**TASK DETAILS:**
Copy every line that mentions the word "JSON".

**DATASET CONTENT:**
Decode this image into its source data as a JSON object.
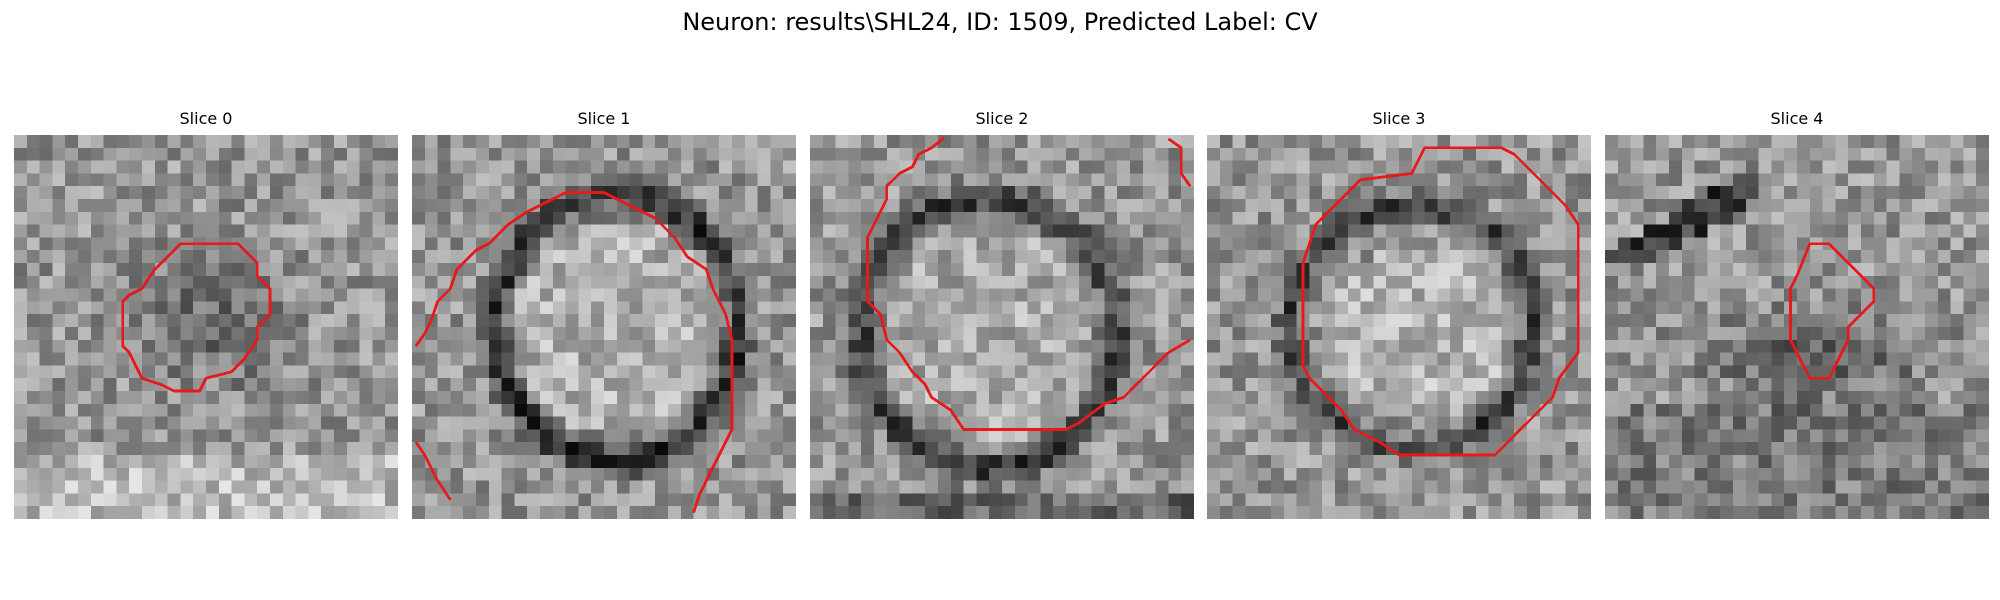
{
  "figure": {
    "title": "Neuron: results\\SHL24, ID: 1509, Predicted Label: CV"
  },
  "slices": [
    {
      "label": "Slice 0"
    },
    {
      "label": "Slice 1"
    },
    {
      "label": "Slice 2"
    },
    {
      "label": "Slice 3"
    },
    {
      "label": "Slice 4"
    }
  ],
  "style": {
    "contour_color": "#e8191b"
  }
}
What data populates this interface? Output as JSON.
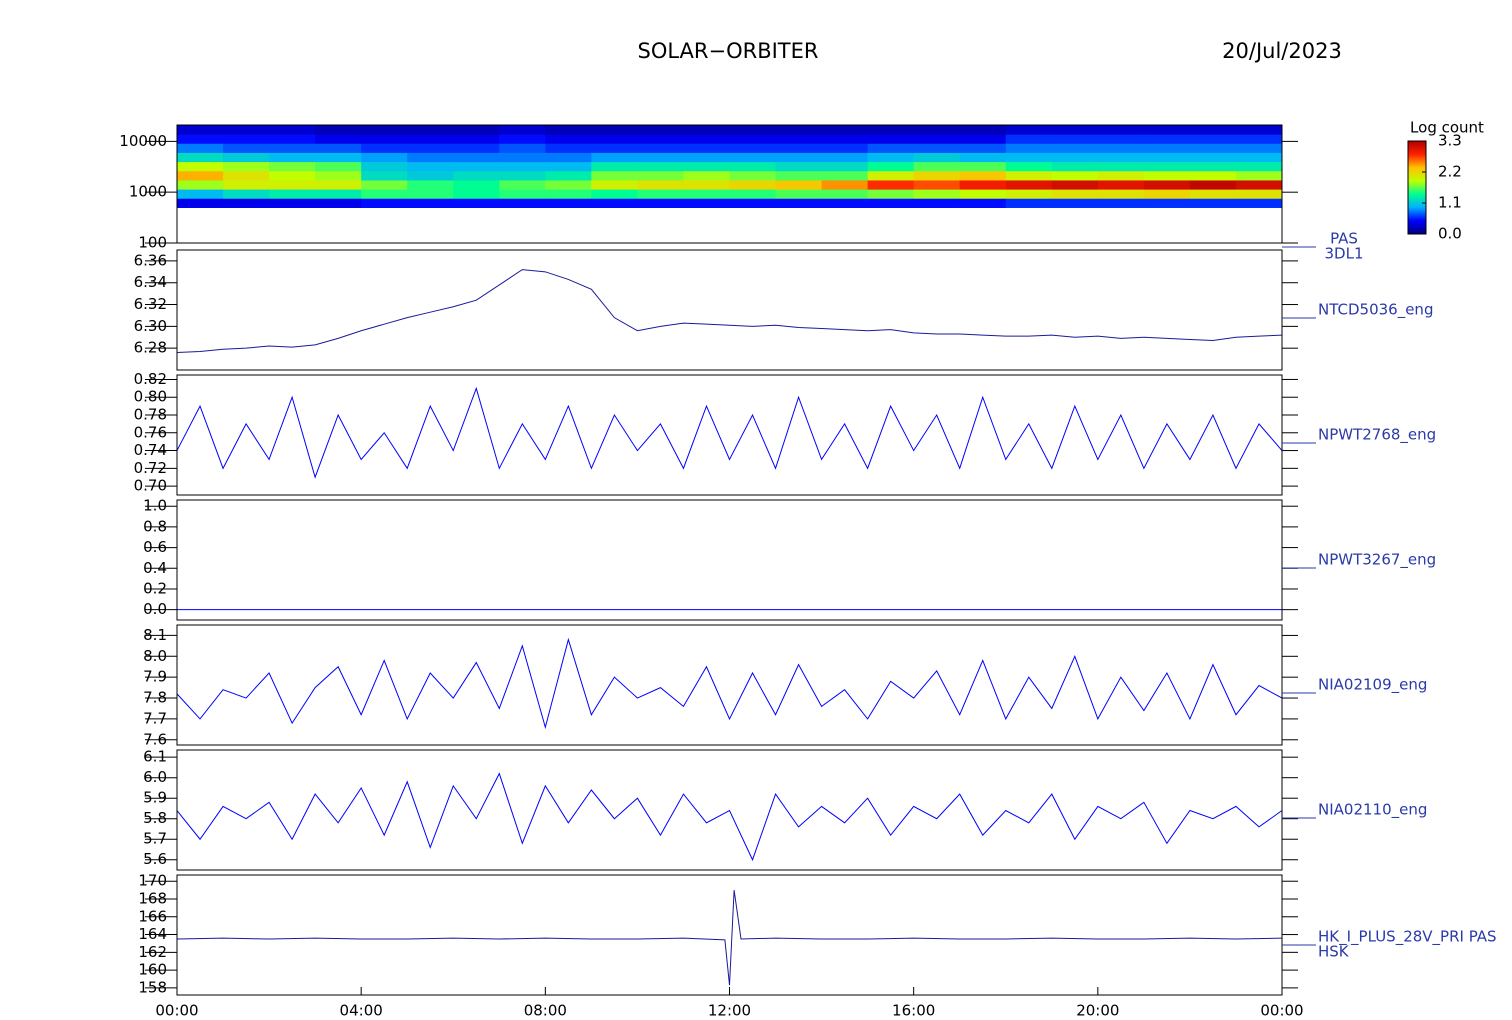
{
  "title": "SOLAR−ORBITER",
  "date": "20/Jul/2023",
  "chart_data": [
    {
      "type": "heatmap",
      "label_lines": [
        "PAS",
        "3DL1"
      ],
      "log_y": true,
      "ylim": [
        100,
        21000
      ],
      "yticks": [
        100,
        1000,
        10000
      ],
      "xlim": [
        0,
        24
      ],
      "xticks": [
        {
          "value": 0,
          "label": "00:00"
        },
        {
          "value": 4,
          "label": "04:00"
        },
        {
          "value": 8,
          "label": "08:00"
        },
        {
          "value": 12,
          "label": "12:00"
        },
        {
          "value": 16,
          "label": "16:00"
        },
        {
          "value": 20,
          "label": "20:00"
        },
        {
          "value": 24,
          "label": "00:00"
        }
      ],
      "x_bins": [
        0,
        1,
        2,
        3,
        4,
        5,
        6,
        7,
        8,
        9,
        10,
        11,
        12,
        13,
        14,
        15,
        16,
        17,
        18,
        19,
        20,
        21,
        22,
        23,
        24
      ],
      "y_bins": [
        500,
        760,
        1150,
        1740,
        2640,
        4000,
        6060,
        9190,
        13900,
        21000
      ],
      "colorbar_label": "Log count",
      "clim": [
        0,
        3.3
      ],
      "clim_ticks": [
        {
          "value": 0,
          "label": "0.0"
        },
        1.1,
        2.2,
        3.3
      ],
      "colorscale": [
        "#000080",
        "#0000ff",
        "#00b0ff",
        "#00ff90",
        "#c0ff00",
        "#ffc000",
        "#ff2000",
        "#b00000"
      ],
      "values": [
        [
          0.4,
          1.0,
          1.8,
          2.4,
          1.9,
          1.2,
          0.8,
          0.5,
          0.3
        ],
        [
          0.4,
          1.2,
          2.0,
          2.1,
          1.8,
          1.1,
          0.7,
          0.5,
          0.3
        ],
        [
          0.4,
          1.3,
          2.0,
          1.9,
          1.7,
          1.0,
          0.7,
          0.5,
          0.3
        ],
        [
          0.4,
          1.3,
          2.0,
          1.8,
          1.6,
          1.0,
          0.7,
          0.4,
          0.2
        ],
        [
          0.5,
          1.5,
          1.7,
          1.2,
          1.1,
          0.9,
          0.6,
          0.4,
          0.2
        ],
        [
          0.5,
          1.5,
          1.5,
          1.1,
          1.0,
          0.8,
          0.6,
          0.4,
          0.2
        ],
        [
          0.5,
          1.4,
          1.4,
          1.2,
          1.0,
          0.8,
          0.6,
          0.4,
          0.2
        ],
        [
          0.5,
          1.5,
          1.6,
          1.2,
          1.0,
          0.8,
          0.7,
          0.5,
          0.3
        ],
        [
          0.5,
          1.5,
          1.7,
          1.3,
          1.0,
          0.8,
          0.6,
          0.4,
          0.2
        ],
        [
          0.5,
          1.4,
          2.0,
          1.7,
          1.3,
          0.9,
          0.6,
          0.4,
          0.2
        ],
        [
          0.5,
          1.5,
          2.1,
          1.7,
          1.3,
          0.9,
          0.6,
          0.4,
          0.2
        ],
        [
          0.5,
          1.5,
          2.1,
          1.8,
          1.3,
          0.9,
          0.6,
          0.4,
          0.2
        ],
        [
          0.5,
          1.5,
          2.2,
          1.7,
          1.3,
          0.9,
          0.6,
          0.4,
          0.2
        ],
        [
          0.5,
          1.6,
          2.3,
          1.6,
          1.2,
          0.9,
          0.6,
          0.4,
          0.2
        ],
        [
          0.5,
          1.6,
          2.5,
          1.6,
          1.2,
          0.9,
          0.6,
          0.4,
          0.2
        ],
        [
          0.5,
          1.7,
          2.8,
          2.0,
          1.4,
          1.0,
          0.7,
          0.4,
          0.2
        ],
        [
          0.5,
          1.8,
          2.7,
          2.2,
          1.6,
          1.1,
          0.7,
          0.4,
          0.2
        ],
        [
          0.5,
          1.9,
          2.9,
          2.3,
          1.6,
          1.0,
          0.7,
          0.4,
          0.2
        ],
        [
          0.6,
          2.0,
          3.0,
          2.0,
          1.4,
          1.0,
          0.8,
          0.6,
          0.3
        ],
        [
          0.6,
          2.1,
          3.1,
          1.9,
          1.3,
          1.0,
          0.8,
          0.6,
          0.3
        ],
        [
          0.6,
          2.1,
          3.0,
          2.0,
          1.3,
          1.0,
          0.8,
          0.6,
          0.3
        ],
        [
          0.6,
          2.2,
          3.1,
          1.9,
          1.3,
          1.0,
          0.8,
          0.6,
          0.3
        ],
        [
          0.6,
          2.1,
          3.2,
          1.9,
          1.3,
          1.0,
          0.8,
          0.6,
          0.3
        ],
        [
          0.6,
          2.1,
          3.1,
          1.8,
          1.3,
          1.0,
          0.8,
          0.6,
          0.3
        ]
      ]
    },
    {
      "type": "line",
      "label_lines": [
        "NTCD5036_eng"
      ],
      "ylim": [
        6.26,
        6.37
      ],
      "yticks": [
        6.28,
        {
          "value": 6.3,
          "label": "6.30"
        },
        6.32,
        6.34,
        6.36
      ],
      "xlim": [
        0,
        24
      ],
      "x": [
        0,
        0.5,
        1,
        1.5,
        2,
        2.5,
        3,
        3.5,
        4,
        4.5,
        5,
        5.5,
        6,
        6.5,
        7,
        7.5,
        8,
        8.5,
        9,
        9.5,
        10,
        10.5,
        11,
        11.5,
        12,
        12.5,
        13,
        13.5,
        14,
        14.5,
        15,
        15.5,
        16,
        16.5,
        17,
        17.5,
        18,
        18.5,
        19,
        19.5,
        20,
        20.5,
        21,
        21.5,
        22,
        22.5,
        23,
        23.5,
        24
      ],
      "series": [
        {
          "color": "#1a1a9a",
          "values": [
            6.276,
            6.277,
            6.279,
            6.28,
            6.282,
            6.281,
            6.283,
            6.289,
            6.296,
            6.302,
            6.308,
            6.313,
            6.318,
            6.324,
            6.338,
            6.352,
            6.35,
            6.343,
            6.334,
            6.308,
            6.296,
            6.3,
            6.303,
            6.302,
            6.301,
            6.3,
            6.301,
            6.299,
            6.298,
            6.297,
            6.296,
            6.297,
            6.294,
            6.293,
            6.293,
            6.292,
            6.291,
            6.291,
            6.292,
            6.29,
            6.291,
            6.289,
            6.29,
            6.289,
            6.288,
            6.287,
            6.29,
            6.291,
            6.292
          ]
        }
      ]
    },
    {
      "type": "line",
      "label_lines": [
        "NPWT2768_eng"
      ],
      "ylim": [
        0.69,
        0.825
      ],
      "yticks": [
        {
          "value": 0.7,
          "label": "0.70"
        },
        0.72,
        0.74,
        0.76,
        0.78,
        {
          "value": 0.8,
          "label": "0.80"
        },
        0.82
      ],
      "xlim": [
        0,
        24
      ],
      "x": [
        0,
        0.5,
        1,
        1.5,
        2,
        2.5,
        3,
        3.5,
        4,
        4.5,
        5,
        5.5,
        6,
        6.5,
        7,
        7.5,
        8,
        8.5,
        9,
        9.5,
        10,
        10.5,
        11,
        11.5,
        12,
        12.5,
        13,
        13.5,
        14,
        14.5,
        15,
        15.5,
        16,
        16.5,
        17,
        17.5,
        18,
        18.5,
        19,
        19.5,
        20,
        20.5,
        21,
        21.5,
        22,
        22.5,
        23,
        23.5,
        24
      ],
      "series": [
        {
          "color": "#0000ff",
          "values": [
            0.74,
            0.79,
            0.72,
            0.77,
            0.73,
            0.8,
            0.71,
            0.78,
            0.73,
            0.76,
            0.72,
            0.79,
            0.74,
            0.81,
            0.72,
            0.77,
            0.73,
            0.79,
            0.72,
            0.78,
            0.74,
            0.77,
            0.72,
            0.79,
            0.73,
            0.78,
            0.72,
            0.8,
            0.73,
            0.77,
            0.72,
            0.79,
            0.74,
            0.78,
            0.72,
            0.8,
            0.73,
            0.77,
            0.72,
            0.79,
            0.73,
            0.78,
            0.72,
            0.77,
            0.73,
            0.78,
            0.72,
            0.77,
            0.74
          ]
        }
      ]
    },
    {
      "type": "line",
      "label_lines": [
        "NPWT3267_eng"
      ],
      "ylim": [
        -0.1,
        1.06
      ],
      "yticks": [
        {
          "value": 0,
          "label": "0.0"
        },
        0.2,
        0.4,
        0.6,
        0.8,
        {
          "value": 1,
          "label": "1.0"
        }
      ],
      "xlim": [
        0,
        24
      ],
      "x": [
        0,
        0.5,
        1,
        1.5,
        2,
        2.5,
        3,
        3.5,
        4,
        4.5,
        5,
        5.5,
        6,
        6.5,
        7,
        7.5,
        8,
        8.5,
        9,
        9.5,
        10,
        10.5,
        11,
        11.5,
        12,
        12.5,
        13,
        13.5,
        14,
        14.5,
        15,
        15.5,
        16,
        16.5,
        17,
        17.5,
        18,
        18.5,
        19,
        19.5,
        20,
        20.5,
        21,
        21.5,
        22,
        22.5,
        23,
        23.5,
        24
      ],
      "series": [
        {
          "color": "#0000ff",
          "values": [
            0,
            0,
            0,
            0,
            0,
            0,
            0,
            0,
            0,
            0,
            0,
            0,
            0,
            0,
            0,
            0,
            0,
            0,
            0,
            0,
            0,
            0,
            0,
            0,
            0,
            0,
            0,
            0,
            0,
            0,
            0,
            0,
            0,
            0,
            0,
            0,
            0,
            0,
            0,
            0,
            0,
            0,
            0,
            0,
            0,
            0,
            0,
            0,
            0
          ]
        }
      ]
    },
    {
      "type": "line",
      "label_lines": [
        "NIA02109_eng"
      ],
      "ylim": [
        7.575,
        8.15
      ],
      "yticks": [
        7.6,
        7.7,
        7.8,
        7.9,
        {
          "value": 8,
          "label": "8.0"
        },
        8.1
      ],
      "xlim": [
        0,
        24
      ],
      "x": [
        0,
        0.5,
        1,
        1.5,
        2,
        2.5,
        3,
        3.5,
        4,
        4.5,
        5,
        5.5,
        6,
        6.5,
        7,
        7.5,
        8,
        8.5,
        9,
        9.5,
        10,
        10.5,
        11,
        11.5,
        12,
        12.5,
        13,
        13.5,
        14,
        14.5,
        15,
        15.5,
        16,
        16.5,
        17,
        17.5,
        18,
        18.5,
        19,
        19.5,
        20,
        20.5,
        21,
        21.5,
        22,
        22.5,
        23,
        23.5,
        24
      ],
      "series": [
        {
          "color": "#0000ff",
          "values": [
            7.82,
            7.7,
            7.84,
            7.8,
            7.92,
            7.68,
            7.85,
            7.95,
            7.72,
            7.98,
            7.7,
            7.92,
            7.8,
            7.97,
            7.75,
            8.05,
            7.66,
            8.08,
            7.72,
            7.9,
            7.8,
            7.85,
            7.76,
            7.95,
            7.7,
            7.92,
            7.72,
            7.96,
            7.76,
            7.84,
            7.7,
            7.88,
            7.8,
            7.93,
            7.72,
            7.98,
            7.7,
            7.9,
            7.75,
            8.0,
            7.7,
            7.9,
            7.74,
            7.92,
            7.7,
            7.96,
            7.72,
            7.86,
            7.8
          ]
        }
      ]
    },
    {
      "type": "line",
      "label_lines": [
        "NIA02110_eng"
      ],
      "ylim": [
        5.55,
        6.135
      ],
      "yticks": [
        5.6,
        5.7,
        5.8,
        5.9,
        {
          "value": 6,
          "label": "6.0"
        },
        6.1
      ],
      "xlim": [
        0,
        24
      ],
      "x": [
        0,
        0.5,
        1,
        1.5,
        2,
        2.5,
        3,
        3.5,
        4,
        4.5,
        5,
        5.5,
        6,
        6.5,
        7,
        7.5,
        8,
        8.5,
        9,
        9.5,
        10,
        10.5,
        11,
        11.5,
        12,
        12.5,
        13,
        13.5,
        14,
        14.5,
        15,
        15.5,
        16,
        16.5,
        17,
        17.5,
        18,
        18.5,
        19,
        19.5,
        20,
        20.5,
        21,
        21.5,
        22,
        22.5,
        23,
        23.5,
        24
      ],
      "series": [
        {
          "color": "#0000ff",
          "values": [
            5.84,
            5.7,
            5.86,
            5.8,
            5.88,
            5.7,
            5.92,
            5.78,
            5.95,
            5.72,
            5.98,
            5.66,
            5.96,
            5.8,
            6.02,
            5.68,
            5.96,
            5.78,
            5.94,
            5.8,
            5.9,
            5.72,
            5.92,
            5.78,
            5.84,
            5.6,
            5.92,
            5.76,
            5.86,
            5.78,
            5.9,
            5.72,
            5.86,
            5.8,
            5.92,
            5.72,
            5.84,
            5.78,
            5.92,
            5.7,
            5.86,
            5.8,
            5.88,
            5.68,
            5.84,
            5.8,
            5.86,
            5.76,
            5.84
          ]
        }
      ]
    },
    {
      "type": "line",
      "label_lines": [
        "HK_I_PLUS_28V_PRI PAS",
        "HSK"
      ],
      "ylim": [
        157.2,
        170.7
      ],
      "yticks": [
        158,
        160,
        162,
        164,
        166,
        168,
        170
      ],
      "xlim": [
        0,
        24
      ],
      "x": [
        0,
        1,
        2,
        3,
        4,
        5,
        6,
        7,
        8,
        9,
        10,
        11,
        11.9,
        12,
        12.1,
        12.25,
        13,
        14,
        15,
        16,
        17,
        18,
        19,
        20,
        21,
        22,
        23,
        24
      ],
      "series": [
        {
          "color": "#1a1a9a",
          "values": [
            163.5,
            163.6,
            163.5,
            163.6,
            163.5,
            163.5,
            163.6,
            163.5,
            163.6,
            163.5,
            163.5,
            163.6,
            163.4,
            158.3,
            169.0,
            163.5,
            163.6,
            163.5,
            163.5,
            163.6,
            163.5,
            163.5,
            163.6,
            163.5,
            163.5,
            163.6,
            163.5,
            163.6
          ]
        }
      ]
    }
  ]
}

**THE ANSWER:**
Decode this image into its source data as a JSON object.
What data populates this interface? Output as JSON.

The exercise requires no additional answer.